DESCRIPTION OF THE TASK: Restate every line of the material, word for word.
=== DATA FOR THIS TASK ===
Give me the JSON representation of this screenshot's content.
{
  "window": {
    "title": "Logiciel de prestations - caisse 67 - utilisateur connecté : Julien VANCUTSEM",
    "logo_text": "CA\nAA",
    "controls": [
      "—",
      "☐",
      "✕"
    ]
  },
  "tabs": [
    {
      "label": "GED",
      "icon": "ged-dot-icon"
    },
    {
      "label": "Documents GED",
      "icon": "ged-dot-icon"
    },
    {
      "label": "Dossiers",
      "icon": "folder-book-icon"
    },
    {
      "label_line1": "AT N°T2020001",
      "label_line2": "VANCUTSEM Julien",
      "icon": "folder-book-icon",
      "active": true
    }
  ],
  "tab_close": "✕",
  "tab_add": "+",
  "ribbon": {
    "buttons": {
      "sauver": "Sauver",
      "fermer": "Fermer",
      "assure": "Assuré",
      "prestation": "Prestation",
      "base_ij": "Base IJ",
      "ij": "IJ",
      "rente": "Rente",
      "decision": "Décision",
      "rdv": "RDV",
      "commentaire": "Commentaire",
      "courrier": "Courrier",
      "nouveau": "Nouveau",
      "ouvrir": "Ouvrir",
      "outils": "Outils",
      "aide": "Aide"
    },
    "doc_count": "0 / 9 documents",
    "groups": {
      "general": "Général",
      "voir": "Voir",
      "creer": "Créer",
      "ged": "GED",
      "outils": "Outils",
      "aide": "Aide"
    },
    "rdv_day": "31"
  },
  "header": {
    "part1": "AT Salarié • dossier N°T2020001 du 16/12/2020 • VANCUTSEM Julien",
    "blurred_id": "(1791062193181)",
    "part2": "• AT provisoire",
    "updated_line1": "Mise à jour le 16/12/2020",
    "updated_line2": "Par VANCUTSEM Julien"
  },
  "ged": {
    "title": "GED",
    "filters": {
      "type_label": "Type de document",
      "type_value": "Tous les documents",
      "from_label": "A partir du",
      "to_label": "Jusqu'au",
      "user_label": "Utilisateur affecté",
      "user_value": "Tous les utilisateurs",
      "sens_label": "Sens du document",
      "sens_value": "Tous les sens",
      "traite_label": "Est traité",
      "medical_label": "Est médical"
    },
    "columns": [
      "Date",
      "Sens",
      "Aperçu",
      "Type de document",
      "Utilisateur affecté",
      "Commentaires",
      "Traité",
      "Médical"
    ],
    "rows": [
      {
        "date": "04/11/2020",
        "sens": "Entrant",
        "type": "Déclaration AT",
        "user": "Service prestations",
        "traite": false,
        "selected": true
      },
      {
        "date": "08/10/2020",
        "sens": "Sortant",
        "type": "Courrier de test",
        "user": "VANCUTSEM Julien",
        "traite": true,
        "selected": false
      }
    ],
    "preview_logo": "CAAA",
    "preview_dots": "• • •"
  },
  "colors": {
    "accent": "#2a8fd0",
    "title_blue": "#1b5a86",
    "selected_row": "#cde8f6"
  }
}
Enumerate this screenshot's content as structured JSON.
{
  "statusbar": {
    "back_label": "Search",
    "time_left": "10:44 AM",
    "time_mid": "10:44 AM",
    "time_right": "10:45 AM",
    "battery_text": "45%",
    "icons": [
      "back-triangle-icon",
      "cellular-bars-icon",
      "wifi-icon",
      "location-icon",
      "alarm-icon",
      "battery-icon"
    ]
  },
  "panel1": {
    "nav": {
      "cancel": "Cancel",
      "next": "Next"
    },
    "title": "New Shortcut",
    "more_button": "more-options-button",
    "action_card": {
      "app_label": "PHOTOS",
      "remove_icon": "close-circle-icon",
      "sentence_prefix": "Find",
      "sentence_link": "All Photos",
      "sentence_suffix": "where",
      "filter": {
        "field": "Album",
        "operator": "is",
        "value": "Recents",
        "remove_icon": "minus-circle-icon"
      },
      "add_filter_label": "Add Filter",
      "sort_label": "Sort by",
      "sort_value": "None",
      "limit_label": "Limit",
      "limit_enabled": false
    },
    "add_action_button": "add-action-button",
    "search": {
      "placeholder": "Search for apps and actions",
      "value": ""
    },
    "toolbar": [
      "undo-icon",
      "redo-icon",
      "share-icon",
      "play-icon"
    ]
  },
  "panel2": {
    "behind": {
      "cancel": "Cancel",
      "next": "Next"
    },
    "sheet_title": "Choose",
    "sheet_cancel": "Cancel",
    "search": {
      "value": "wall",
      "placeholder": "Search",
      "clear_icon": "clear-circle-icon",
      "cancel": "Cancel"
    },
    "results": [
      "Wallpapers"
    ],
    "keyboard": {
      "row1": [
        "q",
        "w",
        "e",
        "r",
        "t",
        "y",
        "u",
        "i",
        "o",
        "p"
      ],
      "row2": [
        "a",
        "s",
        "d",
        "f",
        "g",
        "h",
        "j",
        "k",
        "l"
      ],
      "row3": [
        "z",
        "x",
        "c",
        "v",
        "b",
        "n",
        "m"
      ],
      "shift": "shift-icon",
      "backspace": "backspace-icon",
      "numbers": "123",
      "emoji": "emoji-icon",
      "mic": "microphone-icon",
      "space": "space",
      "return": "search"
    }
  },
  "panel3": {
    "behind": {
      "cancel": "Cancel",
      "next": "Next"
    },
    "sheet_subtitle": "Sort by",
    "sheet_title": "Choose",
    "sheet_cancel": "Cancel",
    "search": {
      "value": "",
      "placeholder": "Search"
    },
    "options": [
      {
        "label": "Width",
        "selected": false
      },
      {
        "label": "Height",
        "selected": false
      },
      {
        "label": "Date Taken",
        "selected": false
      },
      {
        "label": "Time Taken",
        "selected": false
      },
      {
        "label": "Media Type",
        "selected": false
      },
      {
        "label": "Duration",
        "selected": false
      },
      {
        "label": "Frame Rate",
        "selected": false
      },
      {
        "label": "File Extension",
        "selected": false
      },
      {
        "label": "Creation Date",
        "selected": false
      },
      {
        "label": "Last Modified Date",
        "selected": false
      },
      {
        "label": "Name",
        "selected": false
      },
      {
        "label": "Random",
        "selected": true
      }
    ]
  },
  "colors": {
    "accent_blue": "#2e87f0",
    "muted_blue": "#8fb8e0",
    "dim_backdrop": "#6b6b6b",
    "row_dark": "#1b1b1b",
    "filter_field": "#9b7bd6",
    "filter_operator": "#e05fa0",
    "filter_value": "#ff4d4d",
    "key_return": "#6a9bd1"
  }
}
===
WRITTEN ANSWER:
Give me the JSON representation of this screenshot's content.
{
  "window": {
    "title": "Logiciel de prestations - caisse 67 - utilisateur connecté : Julien VANCUTSEM",
    "logo_text": "CA\nAA",
    "controls": [
      "—",
      "☐",
      "✕"
    ]
  },
  "tabs": [
    {
      "label": "GED",
      "icon": "ged-dot-icon"
    },
    {
      "label": "Documents GED",
      "icon": "ged-dot-icon"
    },
    {
      "label": "Dossiers",
      "icon": "folder-book-icon"
    },
    {
      "label_line1": "AT N°T2020001",
      "label_line2": "VANCUTSEM Julien",
      "icon": "folder-book-icon",
      "active": true
    }
  ],
  "tab_close": "✕",
  "tab_add": "+",
  "ribbon": {
    "buttons": {
      "sauver": "Sauver",
      "fermer": "Fermer",
      "assure": "Assuré",
      "prestation": "Prestation",
      "base_ij": "Base IJ",
      "ij": "IJ",
      "rente": "Rente",
      "decision": "Décision",
      "rdv": "RDV",
      "commentaire": "Commentaire",
      "courrier": "Courrier",
      "nouveau": "Nouveau",
      "ouvrir": "Ouvrir",
      "outils": "Outils",
      "aide": "Aide"
    },
    "doc_count": "0 / 9 documents",
    "groups": {
      "general": "Général",
      "voir": "Voir",
      "creer": "Créer",
      "ged": "GED",
      "outils": "Outils",
      "aide": "Aide"
    },
    "rdv_day": "31"
  },
  "header": {
    "part1": "AT Salarié • dossier N°T2020001 du 16/12/2020 • VANCUTSEM Julien",
    "blurred_id": "(1791062193181)",
    "part2": "• AT provisoire",
    "updated_line1": "Mise à jour le 16/12/2020",
    "updated_line2": "Par VANCUTSEM Julien"
  },
  "ged": {
    "title": "GED",
    "filters": {
      "type_label": "Type de document",
      "type_value": "Tous les documents",
      "from_label": "A partir du",
      "to_label": "Jusqu'au",
      "user_label": "Utilisateur affecté",
      "user_value": "Tous les utilisateurs",
      "sens_label": "Sens du document",
      "sens_value": "Tous les sens",
      "traite_label": "Est traité",
      "medical_label": "Est médical"
    },
    "columns": [
      "Date",
      "Sens",
      "Aperçu",
      "Type de document",
      "Utilisateur affecté",
      "Commentaires",
      "Traité",
      "Médical"
    ],
    "rows": [
      {
        "date": "04/11/2020",
        "sens": "Entrant",
        "type": "Déclaration AT",
        "user": "Service prestations",
        "traite": false,
        "selected": true
      },
      {
        "date": "08/10/2020",
        "sens": "Sortant",
        "type": "Courrier de test",
        "user": "VANCUTSEM Julien",
        "traite": true,
        "selected": false
      }
    ],
    "preview_logo": "CAAA",
    "preview_dots": "• • •"
  },
  "colors": {
    "accent": "#2a8fd0",
    "title_blue": "#1b5a86",
    "selected_row": "#cde8f6"
  }
}
Enumerate this screenshot's content as structured JSON.
{
  "statusbar": {
    "back_label": "Search",
    "time_left": "10:44 AM",
    "time_mid": "10:44 AM",
    "time_right": "10:45 AM",
    "battery_text": "45%",
    "icons": [
      "back-triangle-icon",
      "cellular-bars-icon",
      "wifi-icon",
      "location-icon",
      "alarm-icon",
      "battery-icon"
    ]
  },
  "panel1": {
    "nav": {
      "cancel": "Cancel",
      "next": "Next"
    },
    "title": "New Shortcut",
    "more_button": "more-options-button",
    "action_card": {
      "app_label": "PHOTOS",
      "remove_icon": "close-circle-icon",
      "sentence_prefix": "Find",
      "sentence_link": "All Photos",
      "sentence_suffix": "where",
      "filter": {
        "field": "Album",
        "operator": "is",
        "value": "Recents",
        "remove_icon": "minus-circle-icon"
      },
      "add_filter_label": "Add Filter",
      "sort_label": "Sort by",
      "sort_value": "None",
      "limit_label": "Limit",
      "limit_enabled": false
    },
    "add_action_button": "add-action-button",
    "search": {
      "placeholder": "Search for apps and actions",
      "value": ""
    },
    "toolbar": [
      "undo-icon",
      "redo-icon",
      "share-icon",
      "play-icon"
    ]
  },
  "panel2": {
    "behind": {
      "cancel": "Cancel",
      "next": "Next"
    },
    "sheet_title": "Choose",
    "sheet_cancel": "Cancel",
    "search": {
      "value": "wall",
      "placeholder": "Search",
      "clear_icon": "clear-circle-icon",
      "cancel": "Cancel"
    },
    "results": [
      "Wallpapers"
    ],
    "keyboard": {
      "row1": [
        "q",
        "w",
        "e",
        "r",
        "t",
        "y",
        "u",
        "i",
        "o",
        "p"
      ],
      "row2": [
        "a",
        "s",
        "d",
        "f",
        "g",
        "h",
        "j",
        "k",
        "l"
      ],
      "row3": [
        "z",
        "x",
        "c",
        "v",
        "b",
        "n",
        "m"
      ],
      "shift": "shift-icon",
      "backspace": "backspace-icon",
      "numbers": "123",
      "emoji": "emoji-icon",
      "mic": "microphone-icon",
      "space": "space",
      "return": "search"
    }
  },
  "panel3": {
    "behind": {
      "cancel": "Cancel",
      "next": "Next"
    },
    "sheet_subtitle": "Sort by",
    "sheet_title": "Choose",
    "sheet_cancel": "Cancel",
    "search": {
      "value": "",
      "placeholder": "Search"
    },
    "options": [
      {
        "label": "Width",
        "selected": false
      },
      {
        "label": "Height",
        "selected": false
      },
      {
        "label": "Date Taken",
        "selected": false
      },
      {
        "label": "Time Taken",
        "selected": false
      },
      {
        "label": "Media Type",
        "selected": false
      },
      {
        "label": "Duration",
        "selected": false
      },
      {
        "label": "Frame Rate",
        "selected": false
      },
      {
        "label": "File Extension",
        "selected": false
      },
      {
        "label": "Creation Date",
        "selected": false
      },
      {
        "label": "Last Modified Date",
        "selected": false
      },
      {
        "label": "Name",
        "selected": false
      },
      {
        "label": "Random",
        "selected": true
      }
    ]
  },
  "colors": {
    "accent_blue": "#2e87f0",
    "muted_blue": "#8fb8e0",
    "dim_backdrop": "#6b6b6b",
    "row_dark": "#1b1b1b",
    "filter_field": "#9b7bd6",
    "filter_operator": "#e05fa0",
    "filter_value": "#ff4d4d",
    "key_return": "#6a9bd1"
  }
}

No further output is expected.